| 課題 |
「output each element」がある行から「- struct-field: DBaddr;: [311, 845, 374, 863]」がある行まで、両端の行も含めて一字一句そのまま打ち直してください。

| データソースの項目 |
»»
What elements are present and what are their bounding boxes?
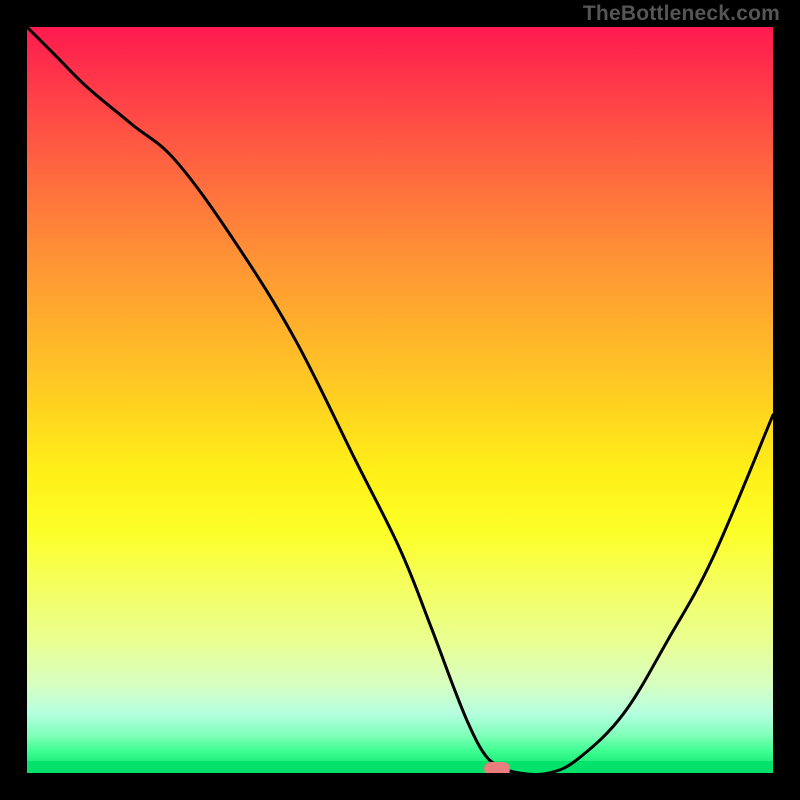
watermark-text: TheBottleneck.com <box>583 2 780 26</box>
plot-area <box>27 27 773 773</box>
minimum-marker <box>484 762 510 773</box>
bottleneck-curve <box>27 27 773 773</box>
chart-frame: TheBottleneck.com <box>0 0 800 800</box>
««
»»
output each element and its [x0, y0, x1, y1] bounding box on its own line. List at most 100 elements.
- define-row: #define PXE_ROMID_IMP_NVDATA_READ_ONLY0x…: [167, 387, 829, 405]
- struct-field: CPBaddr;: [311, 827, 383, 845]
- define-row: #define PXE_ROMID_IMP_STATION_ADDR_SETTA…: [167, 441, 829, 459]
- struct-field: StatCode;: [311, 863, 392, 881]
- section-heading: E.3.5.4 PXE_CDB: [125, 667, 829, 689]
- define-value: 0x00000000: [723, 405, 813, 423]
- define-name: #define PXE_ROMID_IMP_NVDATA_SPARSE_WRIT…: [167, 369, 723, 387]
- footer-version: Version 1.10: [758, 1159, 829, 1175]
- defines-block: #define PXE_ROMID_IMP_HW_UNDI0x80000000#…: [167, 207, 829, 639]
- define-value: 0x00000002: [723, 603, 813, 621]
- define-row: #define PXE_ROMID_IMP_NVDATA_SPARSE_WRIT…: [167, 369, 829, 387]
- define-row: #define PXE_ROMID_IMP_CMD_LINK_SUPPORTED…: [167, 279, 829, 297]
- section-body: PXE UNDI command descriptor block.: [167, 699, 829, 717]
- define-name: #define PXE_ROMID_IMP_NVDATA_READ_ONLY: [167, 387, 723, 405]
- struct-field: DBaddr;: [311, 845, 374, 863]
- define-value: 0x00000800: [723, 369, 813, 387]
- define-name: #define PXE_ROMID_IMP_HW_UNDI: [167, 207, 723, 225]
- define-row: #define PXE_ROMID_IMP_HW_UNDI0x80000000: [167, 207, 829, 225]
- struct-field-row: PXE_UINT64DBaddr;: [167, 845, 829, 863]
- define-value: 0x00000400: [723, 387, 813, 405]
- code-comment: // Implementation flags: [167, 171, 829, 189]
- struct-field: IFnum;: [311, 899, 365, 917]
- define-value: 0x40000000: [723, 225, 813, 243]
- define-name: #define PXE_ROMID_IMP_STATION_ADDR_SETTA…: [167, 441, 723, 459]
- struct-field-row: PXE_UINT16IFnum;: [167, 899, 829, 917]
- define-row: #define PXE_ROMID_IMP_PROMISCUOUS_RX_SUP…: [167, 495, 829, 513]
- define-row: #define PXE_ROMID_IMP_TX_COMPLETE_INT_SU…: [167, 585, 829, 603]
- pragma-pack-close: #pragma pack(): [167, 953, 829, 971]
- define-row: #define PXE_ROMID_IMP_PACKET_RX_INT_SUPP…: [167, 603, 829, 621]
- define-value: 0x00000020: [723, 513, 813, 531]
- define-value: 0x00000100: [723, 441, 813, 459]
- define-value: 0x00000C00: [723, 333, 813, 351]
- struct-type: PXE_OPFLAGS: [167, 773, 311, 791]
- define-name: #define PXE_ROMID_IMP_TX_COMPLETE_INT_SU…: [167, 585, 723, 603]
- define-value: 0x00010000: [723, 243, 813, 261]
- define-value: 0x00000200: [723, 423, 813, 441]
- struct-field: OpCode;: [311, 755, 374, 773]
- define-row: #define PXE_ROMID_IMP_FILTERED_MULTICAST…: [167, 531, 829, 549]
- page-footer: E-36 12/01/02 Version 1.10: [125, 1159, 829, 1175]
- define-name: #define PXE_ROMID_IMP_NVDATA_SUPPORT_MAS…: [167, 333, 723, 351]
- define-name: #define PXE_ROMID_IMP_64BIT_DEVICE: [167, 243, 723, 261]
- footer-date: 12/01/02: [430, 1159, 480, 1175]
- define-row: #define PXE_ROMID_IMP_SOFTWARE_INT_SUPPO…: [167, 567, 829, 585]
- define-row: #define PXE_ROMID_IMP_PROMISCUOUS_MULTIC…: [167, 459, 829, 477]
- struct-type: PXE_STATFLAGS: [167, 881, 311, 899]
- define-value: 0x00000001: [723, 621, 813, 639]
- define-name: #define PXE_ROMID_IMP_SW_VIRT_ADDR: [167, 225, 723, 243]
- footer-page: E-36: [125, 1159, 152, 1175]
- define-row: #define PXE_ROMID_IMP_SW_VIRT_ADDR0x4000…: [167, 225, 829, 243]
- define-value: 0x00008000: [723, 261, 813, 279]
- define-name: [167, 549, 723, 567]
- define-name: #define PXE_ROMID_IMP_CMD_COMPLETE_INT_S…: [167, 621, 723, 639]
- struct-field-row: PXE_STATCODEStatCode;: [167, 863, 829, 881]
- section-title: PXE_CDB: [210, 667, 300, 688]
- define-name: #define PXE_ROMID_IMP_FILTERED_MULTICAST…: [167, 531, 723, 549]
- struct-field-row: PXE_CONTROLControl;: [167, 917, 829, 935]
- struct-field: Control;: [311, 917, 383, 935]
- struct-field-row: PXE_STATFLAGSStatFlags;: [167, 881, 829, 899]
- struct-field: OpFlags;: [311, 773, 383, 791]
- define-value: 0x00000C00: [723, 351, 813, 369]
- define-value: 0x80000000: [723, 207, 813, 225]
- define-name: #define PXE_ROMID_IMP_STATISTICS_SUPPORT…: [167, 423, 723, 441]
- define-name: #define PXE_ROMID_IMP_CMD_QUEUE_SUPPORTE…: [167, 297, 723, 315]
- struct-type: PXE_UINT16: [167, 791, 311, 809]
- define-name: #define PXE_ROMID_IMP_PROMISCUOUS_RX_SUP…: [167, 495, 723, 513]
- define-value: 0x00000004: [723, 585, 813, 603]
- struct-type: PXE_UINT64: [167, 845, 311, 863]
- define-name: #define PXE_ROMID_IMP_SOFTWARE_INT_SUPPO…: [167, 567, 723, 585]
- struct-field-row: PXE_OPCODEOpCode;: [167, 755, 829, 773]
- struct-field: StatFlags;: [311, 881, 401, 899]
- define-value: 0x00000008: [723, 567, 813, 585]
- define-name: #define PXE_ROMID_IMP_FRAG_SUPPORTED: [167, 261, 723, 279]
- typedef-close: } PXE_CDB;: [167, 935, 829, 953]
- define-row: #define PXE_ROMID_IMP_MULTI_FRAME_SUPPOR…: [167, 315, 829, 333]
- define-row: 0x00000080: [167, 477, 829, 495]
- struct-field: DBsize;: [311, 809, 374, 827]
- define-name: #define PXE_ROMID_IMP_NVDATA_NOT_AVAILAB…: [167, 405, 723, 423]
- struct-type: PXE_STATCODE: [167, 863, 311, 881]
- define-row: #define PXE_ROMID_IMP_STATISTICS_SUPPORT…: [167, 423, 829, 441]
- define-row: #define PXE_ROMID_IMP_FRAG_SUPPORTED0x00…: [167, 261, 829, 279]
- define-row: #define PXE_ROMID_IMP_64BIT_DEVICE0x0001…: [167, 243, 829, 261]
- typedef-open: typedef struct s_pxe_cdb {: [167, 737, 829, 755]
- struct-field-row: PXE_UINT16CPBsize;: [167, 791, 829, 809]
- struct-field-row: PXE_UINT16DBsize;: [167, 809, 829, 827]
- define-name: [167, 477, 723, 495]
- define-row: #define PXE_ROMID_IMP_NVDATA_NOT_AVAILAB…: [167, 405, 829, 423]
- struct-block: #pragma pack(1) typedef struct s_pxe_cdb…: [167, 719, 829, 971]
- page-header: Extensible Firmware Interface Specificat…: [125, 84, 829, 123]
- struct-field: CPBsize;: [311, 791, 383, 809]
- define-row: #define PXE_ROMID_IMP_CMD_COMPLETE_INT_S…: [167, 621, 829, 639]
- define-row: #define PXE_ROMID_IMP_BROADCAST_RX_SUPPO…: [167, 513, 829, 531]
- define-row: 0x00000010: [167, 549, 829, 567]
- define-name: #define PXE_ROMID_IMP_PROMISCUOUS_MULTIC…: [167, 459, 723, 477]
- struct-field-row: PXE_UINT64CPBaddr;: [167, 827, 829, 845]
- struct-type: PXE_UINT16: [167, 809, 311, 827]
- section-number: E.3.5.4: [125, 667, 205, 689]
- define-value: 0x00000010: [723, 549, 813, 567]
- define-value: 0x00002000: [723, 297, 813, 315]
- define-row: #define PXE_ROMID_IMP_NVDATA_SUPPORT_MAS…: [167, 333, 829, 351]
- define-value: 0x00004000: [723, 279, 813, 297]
««
| 作業結果 |
output each element and its [x0, y0, x1, y1] bounding box on its own line. List at most 100 elements.
- define-row: #define PXE_ROMID_IMP_NVDATA_READ_ONLY0x…: [167, 387, 829, 405]
- struct-field: CPBaddr;: [311, 827, 383, 845]
- define-row: #define PXE_ROMID_IMP_STATION_ADDR_SETTA…: [167, 441, 829, 459]
- struct-field: StatCode;: [311, 863, 392, 881]
- section-heading: E.3.5.4 PXE_CDB: [125, 667, 829, 689]
- define-value: 0x00000000: [723, 405, 813, 423]
- define-name: #define PXE_ROMID_IMP_NVDATA_SPARSE_WRIT…: [167, 369, 723, 387]
- footer-version: Version 1.10: [758, 1159, 829, 1175]
- defines-block: #define PXE_ROMID_IMP_HW_UNDI0x80000000#…: [167, 207, 829, 639]
- define-value: 0x00000002: [723, 603, 813, 621]
- define-row: #define PXE_ROMID_IMP_NVDATA_SPARSE_WRIT…: [167, 369, 829, 387]
- define-row: #define PXE_ROMID_IMP_CMD_LINK_SUPPORTED…: [167, 279, 829, 297]
- section-body: PXE UNDI command descriptor block.: [167, 699, 829, 717]
- define-name: #define PXE_ROMID_IMP_NVDATA_READ_ONLY: [167, 387, 723, 405]
- struct-field: DBaddr;: [311, 845, 374, 863]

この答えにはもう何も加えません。